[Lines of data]
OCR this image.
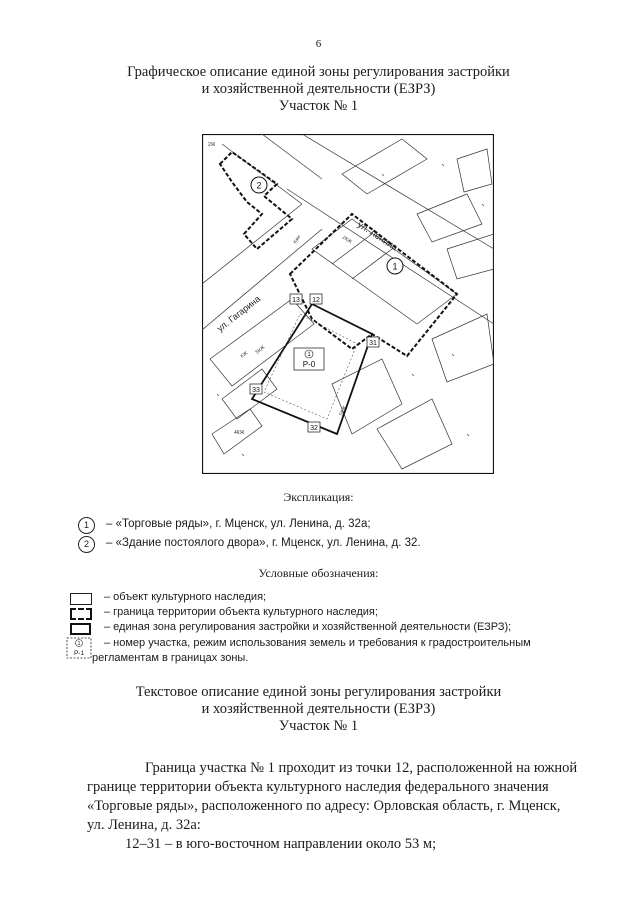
6
Графическое описание единой зоны регулирования застройки
и хозяйственной деятельности (ЕЗРЗ)
Участок № 1
ул. Ленина
ул. Гагарина
1
2
12
13
31
32
33
1
Р-0
2Ж
2КЖ
5КЖ
4КЖ
КЖ
Кжн
5КЖ
Экспликация:
1	– «Торговые ряды», г. Мценск, ул. Ленина, д. 32а;
2	– «Здание постоялого двора», г. Мценск, ул. Ленина, д. 32.
Условные обозначения:
– объект культурного наследия;
– граница территории объекта культурного наследия;
– единая зона регулирования застройки и хозяйственной деятельности (ЕЗРЗ);
1
Р-1
– номер участка, режим использования земель и требования к градостроительным
регламентам в границах зоны.
Текстовое описание единой зоны регулирования застройки
и хозяйственной деятельности (ЕЗРЗ)
Участок № 1
Граница участка № 1 проходит из точки 12, расположенной на южной
границе территории объекта культурного наследия федерального значения
«Торговые ряды», расположенного по адресу: Орловская область, г. Мценск,
ул. Ленина, д. 32а:
12–31 – в юго-восточном направлении около 53 м;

> **TASK REQUIREMENTS**: Reproduce all of the data exactly; the pictures do not belong in the copy.

> **FINAL RESULT**:
OCR this image.
6
Графическое описание единой зоны регулирования застройки
и хозяйственной деятельности (ЕЗРЗ)
Участок № 1
ул. Ленина
ул. Гагарина
1
2
12
13
31
32
33
1
Р-0
2Ж
2КЖ
5КЖ
4КЖ
КЖ
Кжн
5КЖ
Экспликация:
1	– «Торговые ряды», г. Мценск, ул. Ленина, д. 32а;
2	– «Здание постоялого двора», г. Мценск, ул. Ленина, д. 32.
Условные обозначения:
– объект культурного наследия;
– граница территории объекта культурного наследия;
– единая зона регулирования застройки и хозяйственной деятельности (ЕЗРЗ);
1
Р-1
– номер участка, режим использования земель и требования к градостроительным
регламентам в границах зоны.
Текстовое описание единой зоны регулирования застройки
и хозяйственной деятельности (ЕЗРЗ)
Участок № 1
Граница участка № 1 проходит из точки 12, расположенной на южной
границе территории объекта культурного наследия федерального значения
«Торговые ряды», расположенного по адресу: Орловская область, г. Мценск,
ул. Ленина, д. 32а:
12–31 – в юго-восточном направлении около 53 м;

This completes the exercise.